Read through the data and report every line in which the word "differently" occurs.
--- begin Given information ---
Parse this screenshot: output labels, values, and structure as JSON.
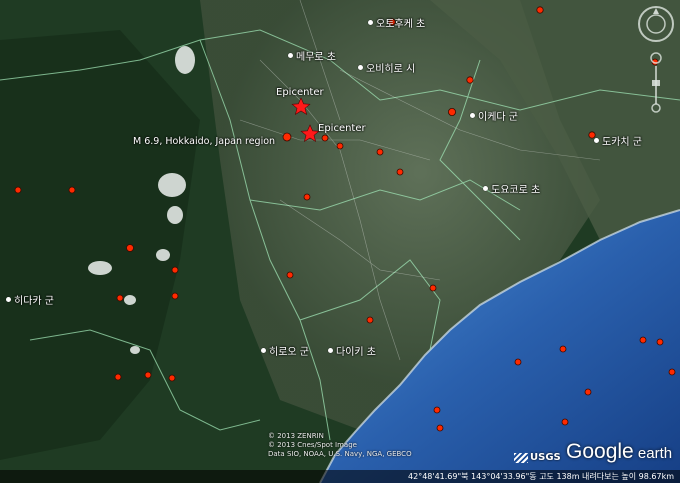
{
  "map": {
    "epicenters": [
      {
        "label": "Epicenter"
      },
      {
        "label": "Epicenter"
      }
    ],
    "event_label": "M 6.9, Hokkaido, Japan region",
    "place_names": [
      {
        "name": "오토후케 초"
      },
      {
        "name": "메무로 초"
      },
      {
        "name": "오비히로 시"
      },
      {
        "name": "이케다 군"
      },
      {
        "name": "도카치 군"
      },
      {
        "name": "도요코로 초"
      },
      {
        "name": "히다카 군"
      },
      {
        "name": "히로오 군"
      },
      {
        "name": "다이키 초"
      }
    ],
    "copyright": [
      "© 2013 ZENRIN",
      "© 2013 Cnes/Spot Image",
      "Data SIO, NOAA, U.S. Navy, NGA, GEBCO"
    ],
    "status_bar": "42°48'41.69\"북 143°04'33.96\"동  고도  138m     내려다보는 높이  98.67km",
    "usgs_label": "USGS",
    "logo": {
      "part1": "Google",
      "part2": " earth"
    },
    "colors": {
      "marker": "#ff2a00",
      "epicenter": "#ff1a1a",
      "sea": "#2f6fc0",
      "forest": "#1f3b23"
    },
    "icons": [
      "epicenter-star-icon",
      "earthquake-marker-icon",
      "compass-icon",
      "zoom-slider-icon"
    ]
  }
}
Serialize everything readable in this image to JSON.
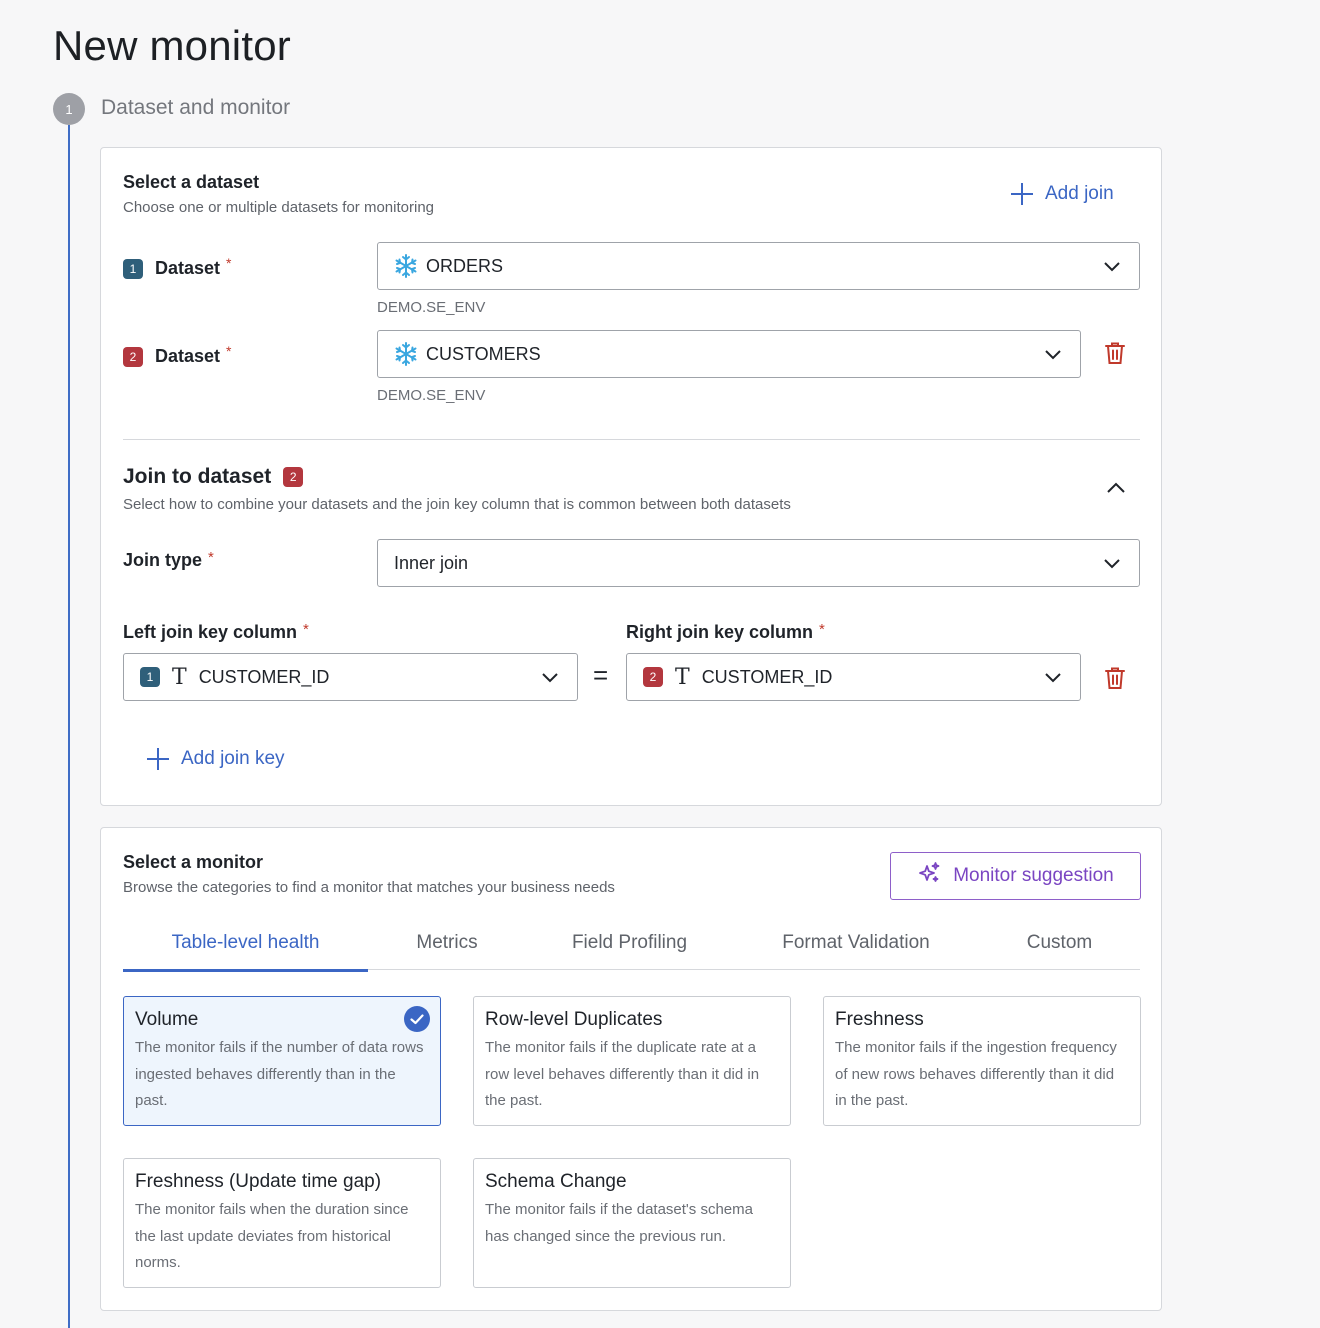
{
  "page": {
    "title": "New monitor"
  },
  "step": {
    "number": "1",
    "title": "Dataset and monitor"
  },
  "dataset_section": {
    "title": "Select a dataset",
    "subtitle": "Choose one or multiple datasets for monitoring",
    "add_join_label": "Add join",
    "datasets": [
      {
        "badge": "1",
        "label": "Dataset",
        "required": "*",
        "value": "ORDERS",
        "help": "DEMO.SE_ENV",
        "icon": "snowflake-icon"
      },
      {
        "badge": "2",
        "label": "Dataset",
        "required": "*",
        "value": "CUSTOMERS",
        "help": "DEMO.SE_ENV",
        "icon": "snowflake-icon"
      }
    ]
  },
  "join_section": {
    "title": "Join to dataset",
    "badge": "2",
    "subtitle": "Select how to combine your datasets and the join key column that is common between both datasets",
    "join_type": {
      "label": "Join type",
      "required": "*",
      "value": "Inner join"
    },
    "left_key": {
      "label": "Left join key column",
      "required": "*",
      "badge": "1",
      "value": "CUSTOMER_ID"
    },
    "right_key": {
      "label": "Right join key column",
      "required": "*",
      "badge": "2",
      "value": "CUSTOMER_ID"
    },
    "equals": "=",
    "add_join_key_label": "Add join key"
  },
  "monitor_section": {
    "title": "Select a monitor",
    "subtitle": "Browse the categories to find a monitor that matches your business needs",
    "suggestion_label": "Monitor suggestion",
    "tabs": [
      "Table-level health",
      "Metrics",
      "Field Profiling",
      "Format Validation",
      "Custom"
    ],
    "active_tab": "Table-level health",
    "cards": [
      {
        "title": "Volume",
        "desc": "The monitor fails if the number of data rows ingested behaves differently than in the past.",
        "selected": true
      },
      {
        "title": "Row-level Duplicates",
        "desc": "The monitor fails if the duplicate rate at a row level behaves differently than it did in the past.",
        "selected": false
      },
      {
        "title": "Freshness",
        "desc": "The monitor fails if the ingestion frequency of new rows behaves differently than it did in the past.",
        "selected": false
      },
      {
        "title": "Freshness (Update time gap)",
        "desc": "The monitor fails when the duration since the last update deviates from historical norms.",
        "selected": false
      },
      {
        "title": "Schema Change",
        "desc": "The monitor fails if the dataset's schema has changed since the previous run.",
        "selected": false
      }
    ]
  },
  "colors": {
    "accent": "#3b66c4",
    "danger": "#c0392b",
    "badge_1": "#2f5f7a",
    "badge_2": "#b3373e",
    "suggestion": "#7a45c2",
    "selected_card_bg": "#eef5fd",
    "snowflake": "#3aa7e0"
  }
}
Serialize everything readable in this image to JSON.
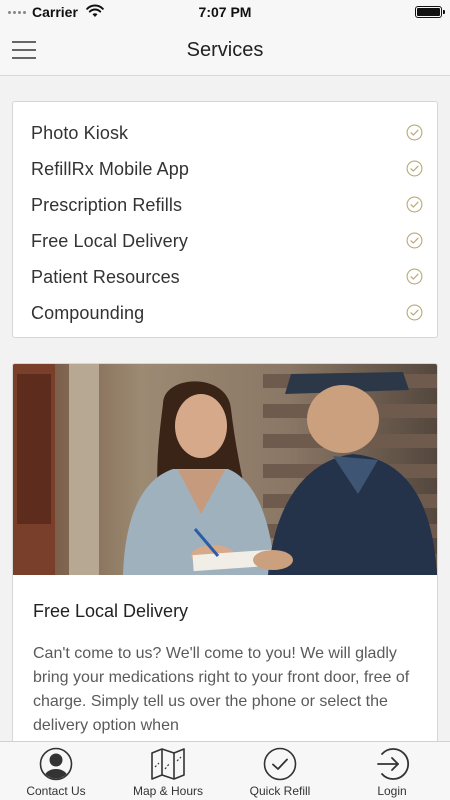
{
  "status_bar": {
    "carrier": "Carrier",
    "time": "7:07 PM"
  },
  "header": {
    "title": "Services"
  },
  "services": [
    {
      "label": "Photo Kiosk",
      "icon": "check-circle-icon"
    },
    {
      "label": "RefillRx Mobile App",
      "icon": "check-circle-icon"
    },
    {
      "label": "Prescription Refills",
      "icon": "check-circle-icon"
    },
    {
      "label": "Free Local Delivery",
      "icon": "check-circle-icon"
    },
    {
      "label": "Patient Resources",
      "icon": "check-circle-icon"
    },
    {
      "label": "Compounding",
      "icon": "check-circle-icon"
    }
  ],
  "feature": {
    "title": "Free Local Delivery",
    "text": "Can't come to us? We'll come to you! We will gladly bring your medications right to your front door, free of charge. Simply tell us over the phone or select the delivery option when"
  },
  "tab_bar": [
    {
      "label": "Contact Us",
      "icon": "person-icon"
    },
    {
      "label": "Map & Hours",
      "icon": "map-icon"
    },
    {
      "label": "Quick Refill",
      "icon": "check-circle-icon"
    },
    {
      "label": "Login",
      "icon": "login-icon"
    }
  ],
  "colors": {
    "background": "#f2f2f2",
    "card": "#ffffff",
    "bar": "#f7f7f7",
    "check": "#b8a87a"
  }
}
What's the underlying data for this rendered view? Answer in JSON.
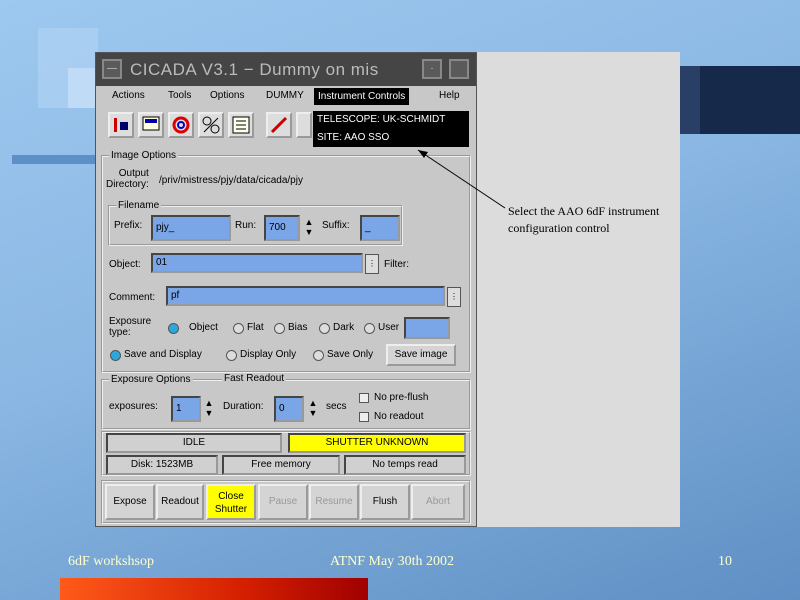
{
  "colors": {
    "field": "#7aa6e8",
    "shutter_bg": "#ffff00",
    "close_btn_bg": "#ffff00",
    "dropdown_bg": "#000000"
  },
  "window": {
    "title": "CICADA V3.1 − Dummy on mis",
    "menu": [
      "Actions",
      "Tools",
      "Options",
      "DUMMY",
      "Instrument Controls",
      "Help"
    ],
    "dropdown": [
      "TELESCOPE: UK-SCHMIDT",
      "SITE: AAO SSO"
    ],
    "toolbar_icons": [
      "io-icon",
      "monitor-icon",
      "ring-icon",
      "tools-icon",
      "list-icon",
      "pen-icon"
    ]
  },
  "image_options": {
    "label": "Image Options",
    "output_dir_label": "Output\nDirectory:",
    "output_dir": "/priv/mistress/pjy/data/cicada/pjy",
    "filename_label": "Filename",
    "prefix_label": "Prefix:",
    "prefix": "pjy_",
    "run_label": "Run:",
    "run": "700",
    "suffix_label": "Suffix:",
    "suffix": "_",
    "object_label": "Object:",
    "object": "01",
    "filter_label": "Filter:",
    "comment_label": "Comment:",
    "comment": "pf",
    "exposure_type_label": "Exposure\ntype:",
    "exposure_types": [
      "Object",
      "Flat",
      "Bias",
      "Dark",
      "User"
    ],
    "user_value": "",
    "save_modes": [
      "Save and Display",
      "Display Only",
      "Save Only"
    ],
    "save_image_button": "Save image"
  },
  "exposure_options": {
    "label": "Exposure Options",
    "fast_readout": "Fast Readout",
    "exposures_label": "exposures:",
    "exposures": "1",
    "duration_label": "Duration:",
    "duration": "0",
    "secs": "secs",
    "no_preflush": "No pre-flush",
    "no_readout": "No readout"
  },
  "status": {
    "state": "IDLE",
    "shutter": "SHUTTER UNKNOWN",
    "disk": "Disk: 1523MB",
    "memory": "Free memory",
    "temps": "No temps read"
  },
  "actions": [
    "Expose",
    "Readout",
    "Close\nShutter",
    "Pause",
    "Resume",
    "Flush",
    "Abort"
  ],
  "caption": "Select the AAO 6dF instrument configuration control",
  "footer": {
    "left": "6dF workshsop",
    "center": "ATNF May 30th 2002",
    "right": "10"
  }
}
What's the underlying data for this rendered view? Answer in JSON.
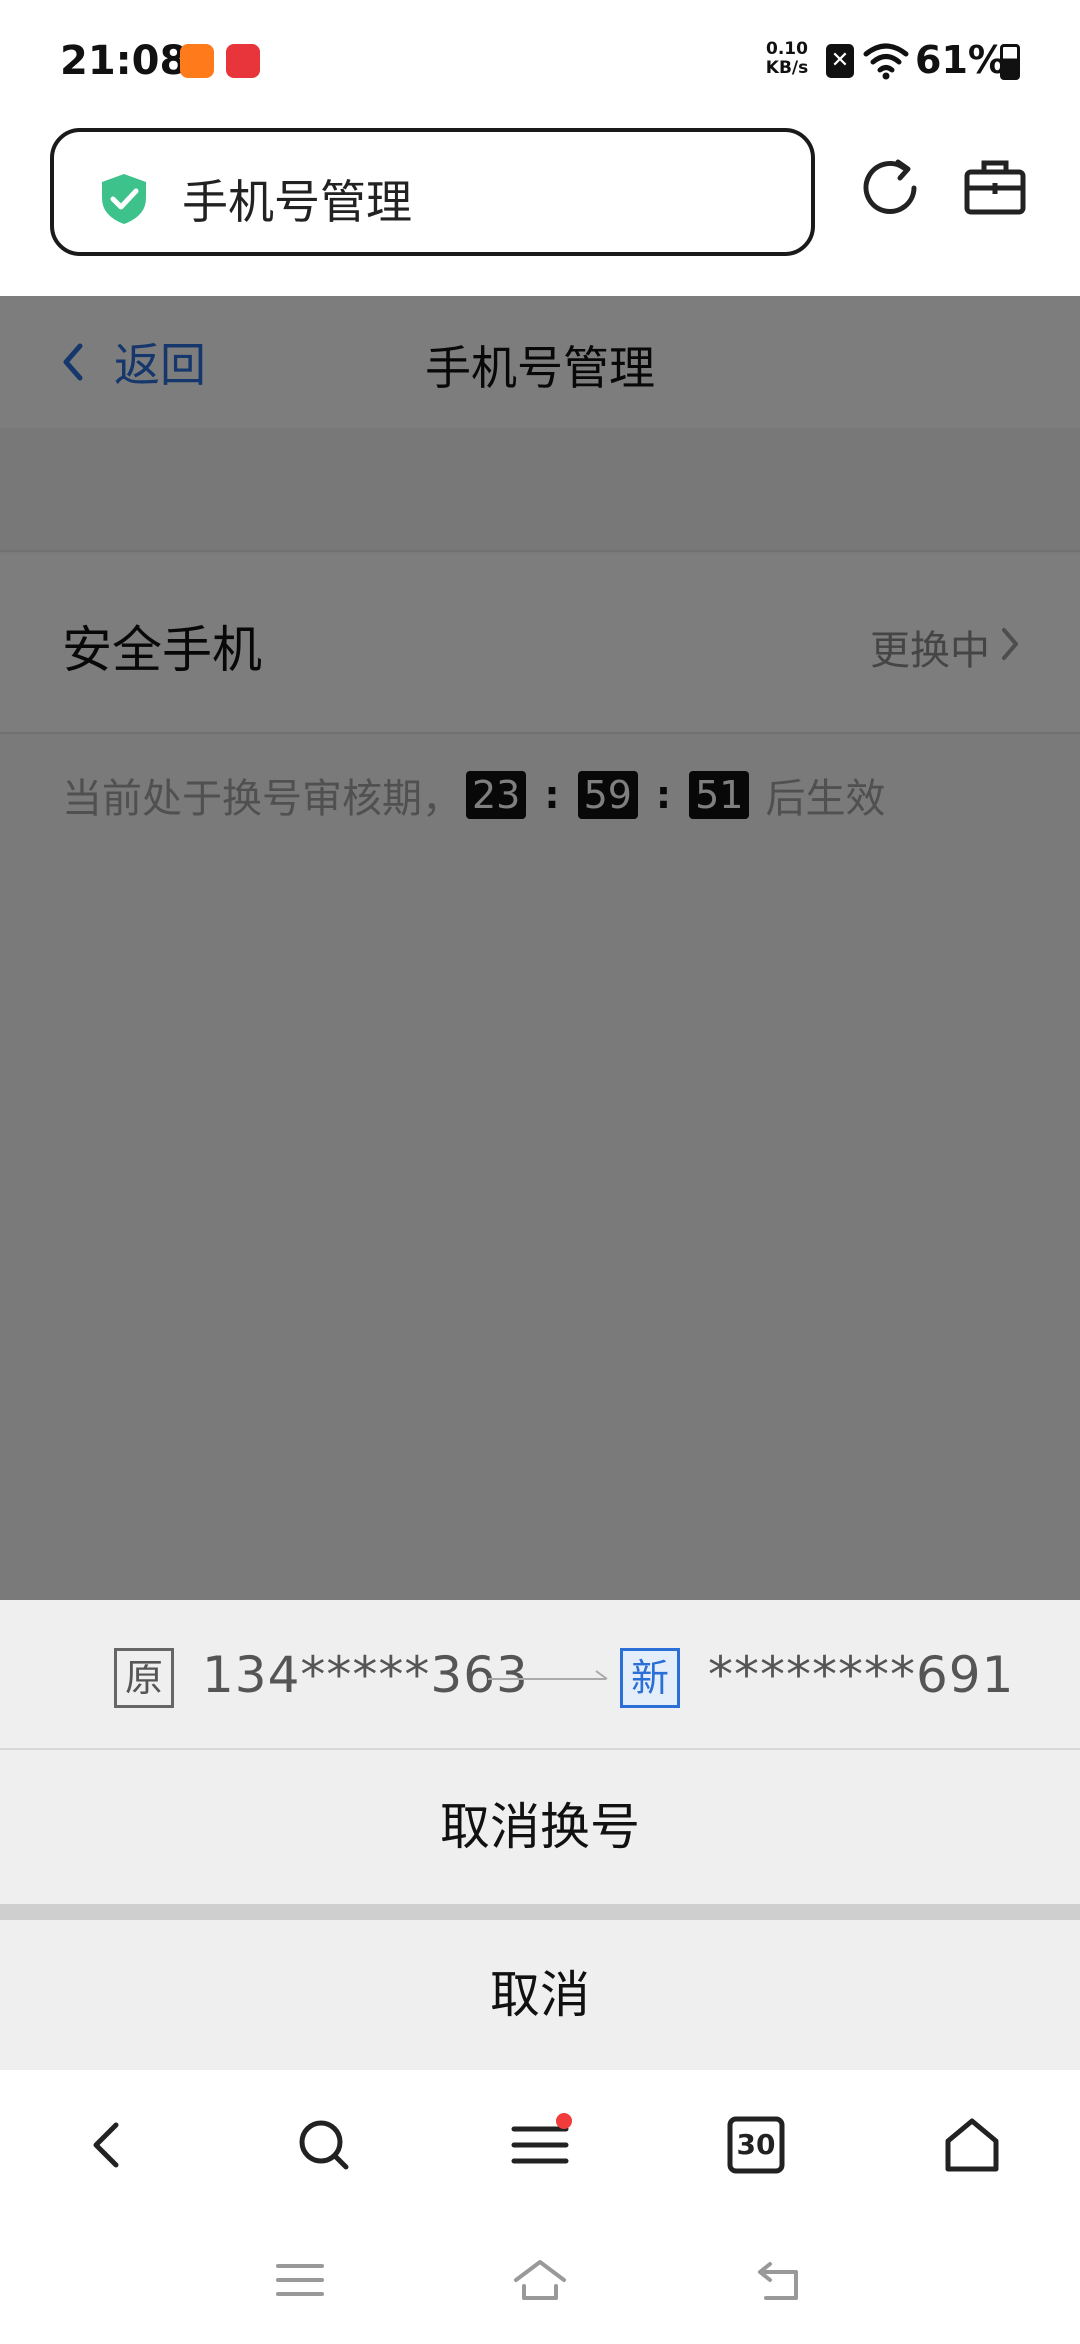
{
  "status_bar": {
    "time": "21:08",
    "net_speed_value": "0.10",
    "net_speed_unit": "KB/s",
    "sim_status": "✕",
    "battery_percent": "61%",
    "icons": [
      "kuaishou-app-icon",
      "huawei-mall-app-icon",
      "sim-icon",
      "wifi-icon",
      "battery-icon"
    ]
  },
  "browser": {
    "url_title": "手机号管理",
    "icons": [
      "security-shield-icon",
      "refresh-icon",
      "toolbox-icon"
    ]
  },
  "page": {
    "back_label": "返回",
    "title": "手机号管理",
    "security_phone_label": "安全手机",
    "security_phone_status": "更换中",
    "review_text_prefix": "当前处于换号审核期，",
    "countdown": {
      "hours": "23",
      "separator": ":",
      "minutes": "59",
      "seconds": "51"
    },
    "review_text_suffix": "后生效"
  },
  "action_sheet": {
    "old_tag": "原",
    "old_number": "134*****363",
    "new_tag": "新",
    "new_number": "********691",
    "cancel_change_label": "取消换号",
    "cancel_label": "取消"
  },
  "bottom_nav": {
    "tabs_count": "30",
    "icons": [
      "back-icon",
      "search-icon",
      "menu-icon",
      "tabs-icon",
      "home-icon"
    ]
  },
  "colors": {
    "accent_blue": "#2a6fd6",
    "shield_green": "#3cc28a",
    "notification_red": "#f23c3c"
  }
}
--- end Given information ---
**Task solution:**
        "desc": "The monitor fails if the number of data rows ingested behaves differently than in the past.",
        "desc": "The monitor fails if the duplicate rate at a row level behaves differently than it did in the past.",
        "desc": "The monitor fails if the ingestion frequency of new rows behaves differently than it did in the past.",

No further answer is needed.